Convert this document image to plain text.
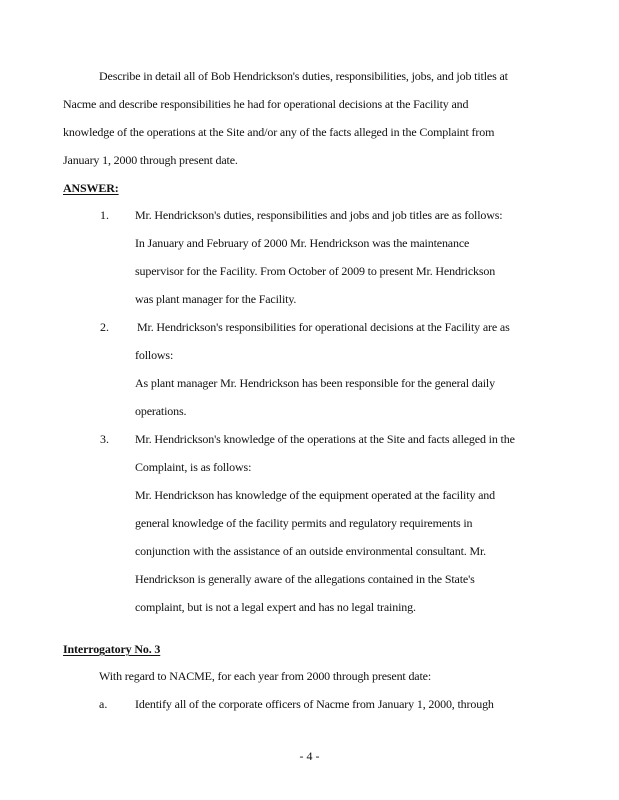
Describe in detail all of Bob Hendrickson's duties, responsibilities, jobs, and job titles at
Nacme and describe responsibilities he had for operational decisions at the Facility and
knowledge of the operations at the Site and/or any of the facts alleged in the Complaint from
January 1, 2000 through present date.
ANSWER:
1. Mr. Hendrickson's duties, responsibilities and jobs and job titles are as follows:
In January and February of 2000 Mr. Hendrickson was the maintenance
supervisor for the Facility. From October of 2009 to present Mr. Hendrickson
was plant manager for the Facility.
2. Mr. Hendrickson's responsibilities for operational decisions at the Facility are as
follows:
As plant manager Mr. Hendrickson has been responsible for the general daily
operations.
3. Mr. Hendrickson's knowledge of the operations at the Site and facts alleged in the
Complaint, is as follows:
Mr. Hendrickson has knowledge of the equipment operated at the facility and
general knowledge of the facility permits and regulatory requirements in
conjunction with the assistance of an outside environmental consultant. Mr.
Hendrickson is generally aware of the allegations contained in the State's
complaint, but is not a legal expert and has no legal training.
Interrogatory No. 3
With regard to NACME, for each year from 2000 through present date:
a. Identify all of the corporate officers of Nacme from January 1, 2000, through
- 4 -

□ □ □ □

## [Requirement]
Copy each line of the records containing the string "titles".

## [Exercise solution]
Describe in detail all of Bob Hendrickson's duties, responsibilities, jobs, and job titles at
1. Mr. Hendrickson's duties, responsibilities and jobs and job titles are as follows:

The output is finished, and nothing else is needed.